* Your goal *
Return the material word for word. Do not include the pictures.

# Start of Data provided

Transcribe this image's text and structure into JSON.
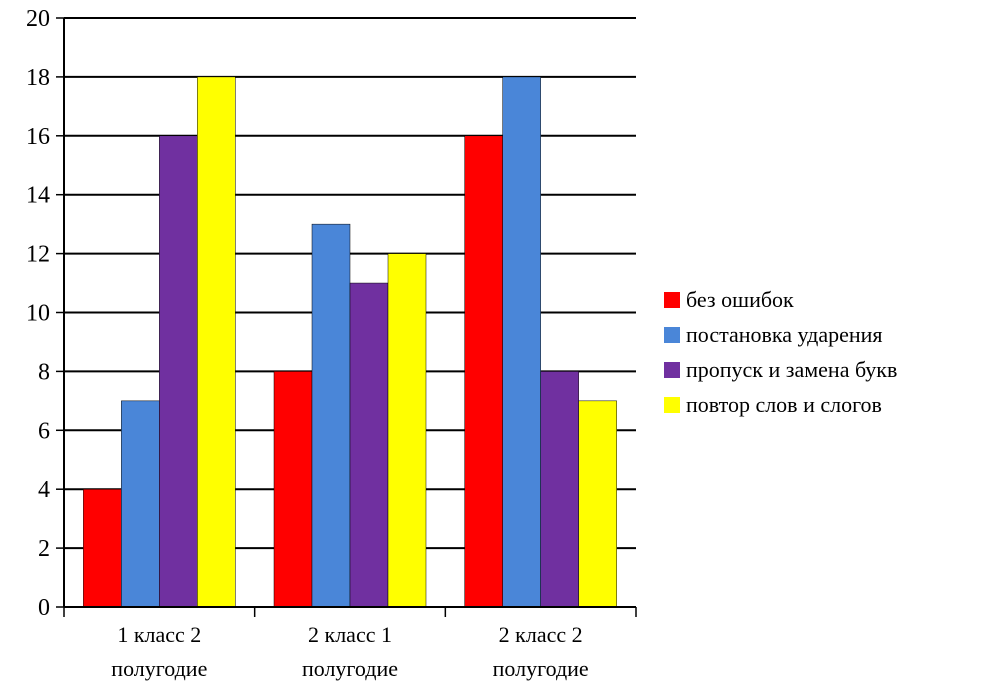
{
  "chart_data": {
    "type": "bar",
    "categories": [
      [
        "1 класс 2",
        "полугодие"
      ],
      [
        "2 класс 1",
        "полугодие"
      ],
      [
        "2 класс 2",
        "полугодие"
      ]
    ],
    "series": [
      {
        "name": "без ошибок",
        "color": "#ff0000",
        "values": [
          4,
          8,
          16
        ]
      },
      {
        "name": "постановка ударения",
        "color": "#4a86d8",
        "values": [
          7,
          13,
          18
        ]
      },
      {
        "name": "пропуск и замена букв",
        "color": "#7030a0",
        "values": [
          16,
          11,
          8
        ]
      },
      {
        "name": "повтор слов и слогов",
        "color": "#ffff00",
        "values": [
          18,
          12,
          7
        ]
      }
    ],
    "ylim": [
      0,
      20
    ],
    "yticks": [
      0,
      2,
      4,
      6,
      8,
      10,
      12,
      14,
      16,
      18,
      20
    ],
    "grid": true,
    "legend_position": "right"
  }
}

# End of Data provided

* Final result *
Transcribe this image's text and structure into JSON.
{
  "chart_data": {
    "type": "bar",
    "categories": [
      [
        "1 класс 2",
        "полугодие"
      ],
      [
        "2 класс 1",
        "полугодие"
      ],
      [
        "2 класс 2",
        "полугодие"
      ]
    ],
    "series": [
      {
        "name": "без ошибок",
        "color": "#ff0000",
        "values": [
          4,
          8,
          16
        ]
      },
      {
        "name": "постановка ударения",
        "color": "#4a86d8",
        "values": [
          7,
          13,
          18
        ]
      },
      {
        "name": "пропуск и замена букв",
        "color": "#7030a0",
        "values": [
          16,
          11,
          8
        ]
      },
      {
        "name": "повтор слов и слогов",
        "color": "#ffff00",
        "values": [
          18,
          12,
          7
        ]
      }
    ],
    "ylim": [
      0,
      20
    ],
    "yticks": [
      0,
      2,
      4,
      6,
      8,
      10,
      12,
      14,
      16,
      18,
      20
    ],
    "grid": true,
    "legend_position": "right"
  }
}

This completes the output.